● PROBLEM
In the material below, find all lines with the string "page" and copy them.

+++++

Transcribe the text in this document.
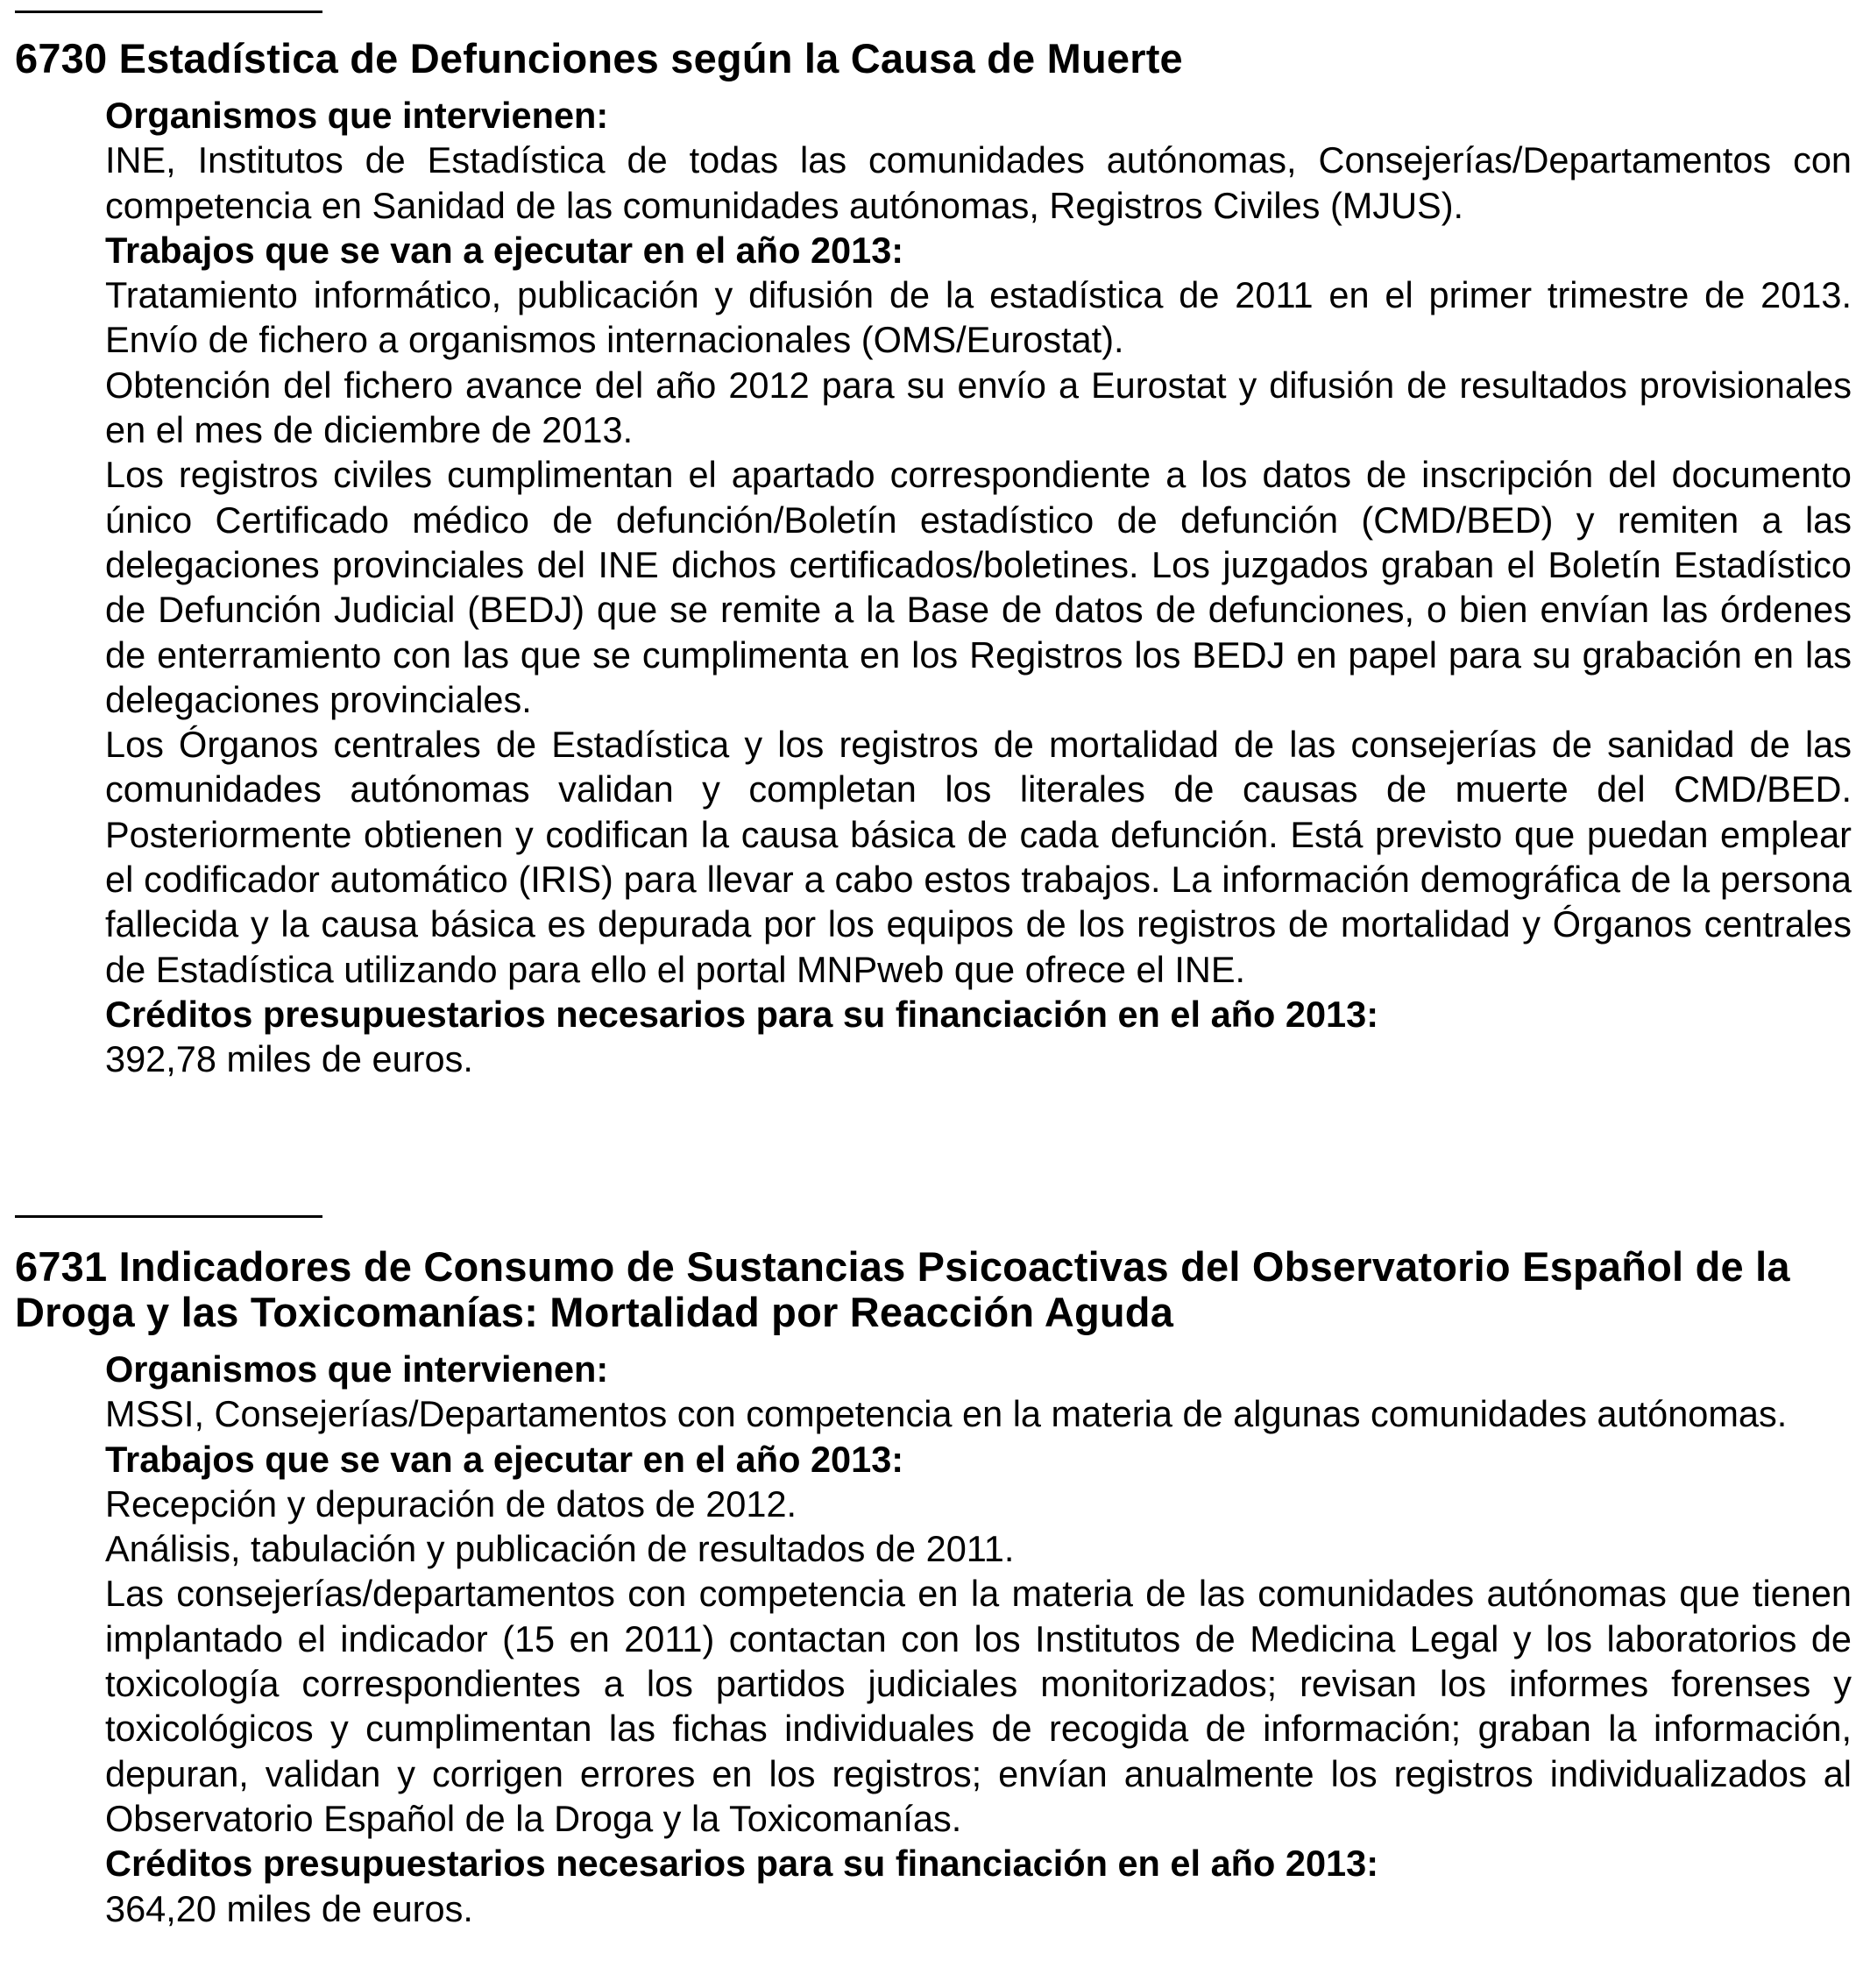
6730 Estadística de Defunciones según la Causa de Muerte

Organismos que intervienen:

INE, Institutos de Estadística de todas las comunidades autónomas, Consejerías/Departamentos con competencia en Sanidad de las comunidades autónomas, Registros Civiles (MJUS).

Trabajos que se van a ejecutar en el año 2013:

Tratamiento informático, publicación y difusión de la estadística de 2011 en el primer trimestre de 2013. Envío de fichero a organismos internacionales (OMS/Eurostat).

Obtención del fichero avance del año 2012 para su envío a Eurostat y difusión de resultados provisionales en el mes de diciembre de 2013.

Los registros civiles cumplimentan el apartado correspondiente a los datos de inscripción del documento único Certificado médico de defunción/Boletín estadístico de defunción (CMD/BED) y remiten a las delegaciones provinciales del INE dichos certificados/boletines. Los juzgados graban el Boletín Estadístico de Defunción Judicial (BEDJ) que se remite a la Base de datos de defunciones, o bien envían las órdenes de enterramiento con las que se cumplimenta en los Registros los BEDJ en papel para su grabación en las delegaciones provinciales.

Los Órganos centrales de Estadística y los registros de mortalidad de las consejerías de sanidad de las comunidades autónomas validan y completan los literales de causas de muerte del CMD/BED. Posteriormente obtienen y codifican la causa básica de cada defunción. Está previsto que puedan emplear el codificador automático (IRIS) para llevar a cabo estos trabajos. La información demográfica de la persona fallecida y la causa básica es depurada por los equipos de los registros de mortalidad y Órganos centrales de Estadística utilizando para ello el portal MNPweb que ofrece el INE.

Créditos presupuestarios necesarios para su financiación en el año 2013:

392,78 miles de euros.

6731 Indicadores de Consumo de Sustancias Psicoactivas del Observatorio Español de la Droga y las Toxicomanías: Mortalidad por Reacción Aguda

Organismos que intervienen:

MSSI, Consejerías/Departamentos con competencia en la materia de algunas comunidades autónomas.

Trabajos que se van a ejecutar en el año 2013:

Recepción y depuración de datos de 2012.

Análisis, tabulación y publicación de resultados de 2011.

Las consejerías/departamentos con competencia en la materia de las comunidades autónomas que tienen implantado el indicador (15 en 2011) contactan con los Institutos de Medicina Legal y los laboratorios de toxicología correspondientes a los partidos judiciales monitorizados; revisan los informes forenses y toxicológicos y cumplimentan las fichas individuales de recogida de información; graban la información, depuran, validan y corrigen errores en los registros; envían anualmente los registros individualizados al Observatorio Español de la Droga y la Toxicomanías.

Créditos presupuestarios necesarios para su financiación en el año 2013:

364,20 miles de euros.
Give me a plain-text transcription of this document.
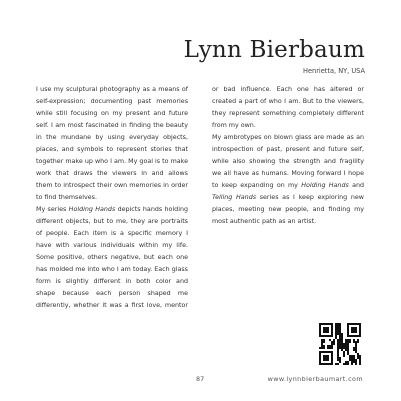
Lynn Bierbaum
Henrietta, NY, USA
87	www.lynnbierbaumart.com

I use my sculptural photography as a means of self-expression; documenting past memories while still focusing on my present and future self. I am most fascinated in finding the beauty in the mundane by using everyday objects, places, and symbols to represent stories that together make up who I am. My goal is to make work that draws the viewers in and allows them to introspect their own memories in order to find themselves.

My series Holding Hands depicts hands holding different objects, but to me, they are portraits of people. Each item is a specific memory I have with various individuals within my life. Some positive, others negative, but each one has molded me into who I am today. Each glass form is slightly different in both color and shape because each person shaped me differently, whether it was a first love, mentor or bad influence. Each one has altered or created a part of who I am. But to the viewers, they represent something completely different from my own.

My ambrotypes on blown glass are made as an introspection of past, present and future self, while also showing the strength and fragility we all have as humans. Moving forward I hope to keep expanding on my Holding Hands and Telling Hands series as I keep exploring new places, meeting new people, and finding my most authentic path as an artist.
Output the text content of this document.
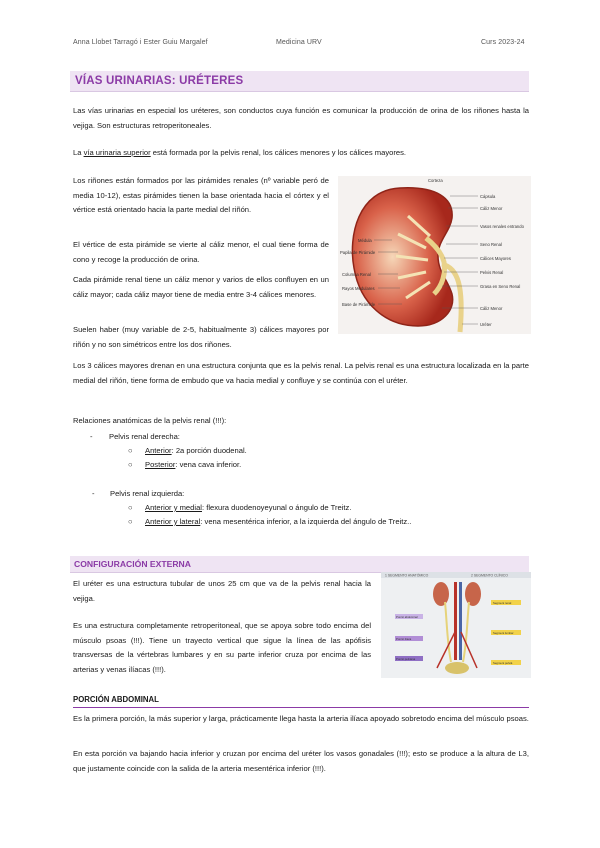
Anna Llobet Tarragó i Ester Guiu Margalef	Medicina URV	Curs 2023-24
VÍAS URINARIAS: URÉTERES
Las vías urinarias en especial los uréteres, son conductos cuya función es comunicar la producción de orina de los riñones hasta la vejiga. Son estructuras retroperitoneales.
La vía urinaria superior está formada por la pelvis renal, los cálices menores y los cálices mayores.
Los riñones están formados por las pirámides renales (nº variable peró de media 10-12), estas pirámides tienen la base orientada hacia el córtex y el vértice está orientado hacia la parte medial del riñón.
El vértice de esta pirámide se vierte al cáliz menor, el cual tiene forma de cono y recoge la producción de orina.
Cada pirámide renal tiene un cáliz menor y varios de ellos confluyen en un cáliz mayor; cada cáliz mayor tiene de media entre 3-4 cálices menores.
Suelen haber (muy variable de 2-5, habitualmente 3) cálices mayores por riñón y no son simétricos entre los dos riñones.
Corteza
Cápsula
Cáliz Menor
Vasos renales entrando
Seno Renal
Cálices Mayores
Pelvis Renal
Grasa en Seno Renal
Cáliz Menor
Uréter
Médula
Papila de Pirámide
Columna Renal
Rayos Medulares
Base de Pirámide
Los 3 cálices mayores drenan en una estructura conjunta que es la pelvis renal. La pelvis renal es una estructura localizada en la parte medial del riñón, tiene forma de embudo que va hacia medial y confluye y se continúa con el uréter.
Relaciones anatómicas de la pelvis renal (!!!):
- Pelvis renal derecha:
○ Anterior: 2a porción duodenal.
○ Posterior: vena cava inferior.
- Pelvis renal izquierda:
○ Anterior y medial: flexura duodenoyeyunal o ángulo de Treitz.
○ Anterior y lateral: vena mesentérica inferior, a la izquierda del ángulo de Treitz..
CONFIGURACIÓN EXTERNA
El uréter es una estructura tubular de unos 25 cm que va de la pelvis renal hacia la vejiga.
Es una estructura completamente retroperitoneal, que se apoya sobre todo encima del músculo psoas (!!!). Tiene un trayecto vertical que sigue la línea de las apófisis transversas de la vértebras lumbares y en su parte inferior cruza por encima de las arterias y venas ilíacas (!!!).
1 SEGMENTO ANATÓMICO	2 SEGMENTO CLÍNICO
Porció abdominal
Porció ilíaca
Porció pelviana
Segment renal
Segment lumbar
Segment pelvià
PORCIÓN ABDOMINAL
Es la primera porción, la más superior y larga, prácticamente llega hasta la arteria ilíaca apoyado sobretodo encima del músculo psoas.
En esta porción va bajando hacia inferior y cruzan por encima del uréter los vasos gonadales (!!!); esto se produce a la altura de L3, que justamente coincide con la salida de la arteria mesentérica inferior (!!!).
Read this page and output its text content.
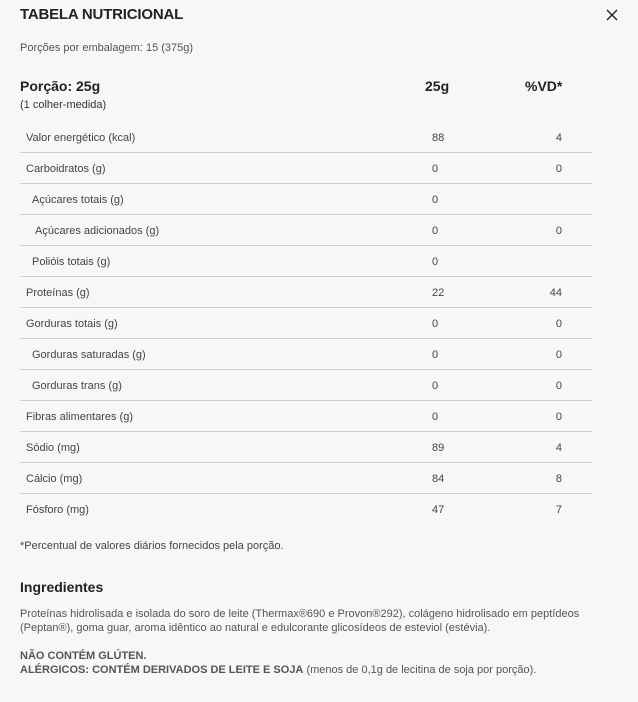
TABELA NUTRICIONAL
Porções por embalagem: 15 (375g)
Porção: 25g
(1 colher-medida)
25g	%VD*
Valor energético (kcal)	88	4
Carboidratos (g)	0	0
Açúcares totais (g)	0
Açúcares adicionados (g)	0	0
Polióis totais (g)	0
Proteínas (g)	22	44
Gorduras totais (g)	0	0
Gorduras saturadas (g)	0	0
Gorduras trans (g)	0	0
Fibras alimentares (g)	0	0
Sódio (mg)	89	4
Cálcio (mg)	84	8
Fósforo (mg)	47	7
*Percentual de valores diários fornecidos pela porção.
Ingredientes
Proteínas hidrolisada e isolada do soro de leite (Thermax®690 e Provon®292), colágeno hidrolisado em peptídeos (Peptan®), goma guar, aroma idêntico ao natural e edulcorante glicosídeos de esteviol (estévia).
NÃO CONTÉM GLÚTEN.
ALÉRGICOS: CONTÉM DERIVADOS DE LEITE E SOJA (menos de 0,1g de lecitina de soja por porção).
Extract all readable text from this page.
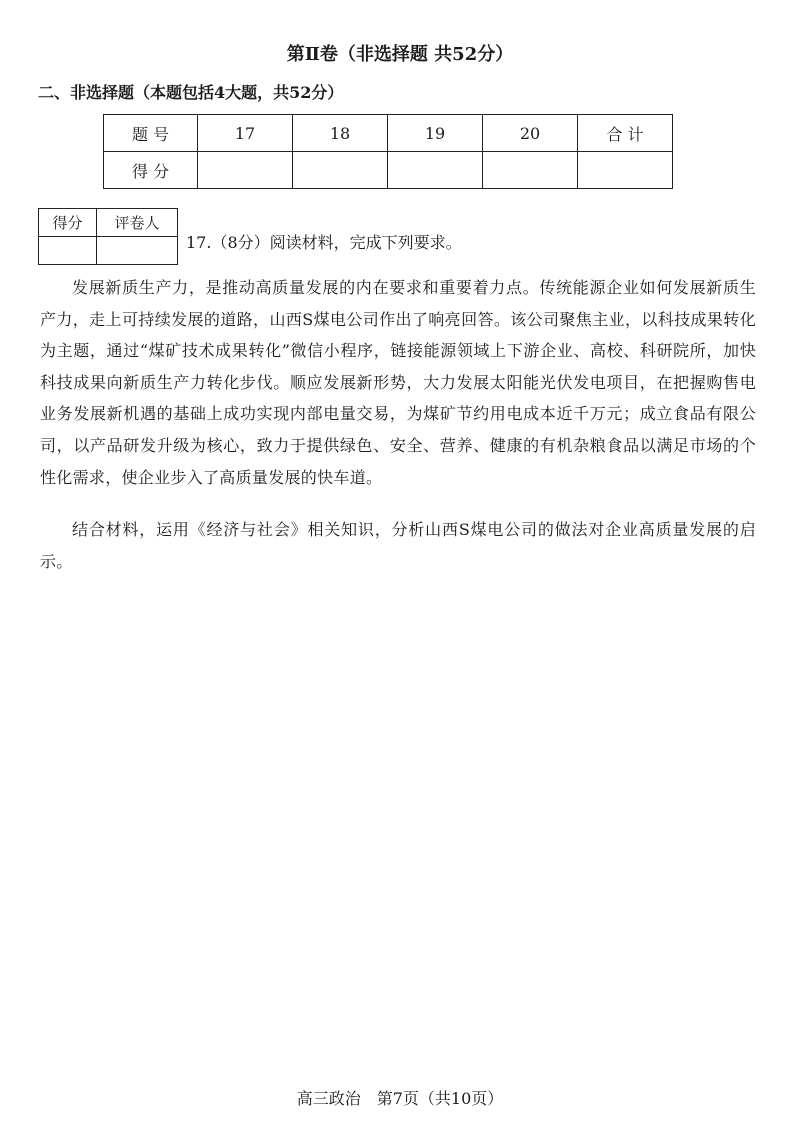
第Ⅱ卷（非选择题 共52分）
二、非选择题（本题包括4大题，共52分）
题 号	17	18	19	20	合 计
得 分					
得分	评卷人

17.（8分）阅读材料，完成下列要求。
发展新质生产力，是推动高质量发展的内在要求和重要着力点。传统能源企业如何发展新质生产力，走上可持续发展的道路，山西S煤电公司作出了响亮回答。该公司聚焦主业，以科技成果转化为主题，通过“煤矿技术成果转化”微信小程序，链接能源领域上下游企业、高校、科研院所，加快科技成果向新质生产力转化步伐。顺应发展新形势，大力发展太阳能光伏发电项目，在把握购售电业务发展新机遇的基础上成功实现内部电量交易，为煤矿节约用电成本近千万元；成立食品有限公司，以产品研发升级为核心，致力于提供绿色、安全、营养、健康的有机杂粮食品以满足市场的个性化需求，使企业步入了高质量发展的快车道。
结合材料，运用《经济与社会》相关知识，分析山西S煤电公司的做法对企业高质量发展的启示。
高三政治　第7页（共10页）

+++++

● SOLUTION TO THE EXERCISE
Read this page and output its text content.
Extract all readable text from this page.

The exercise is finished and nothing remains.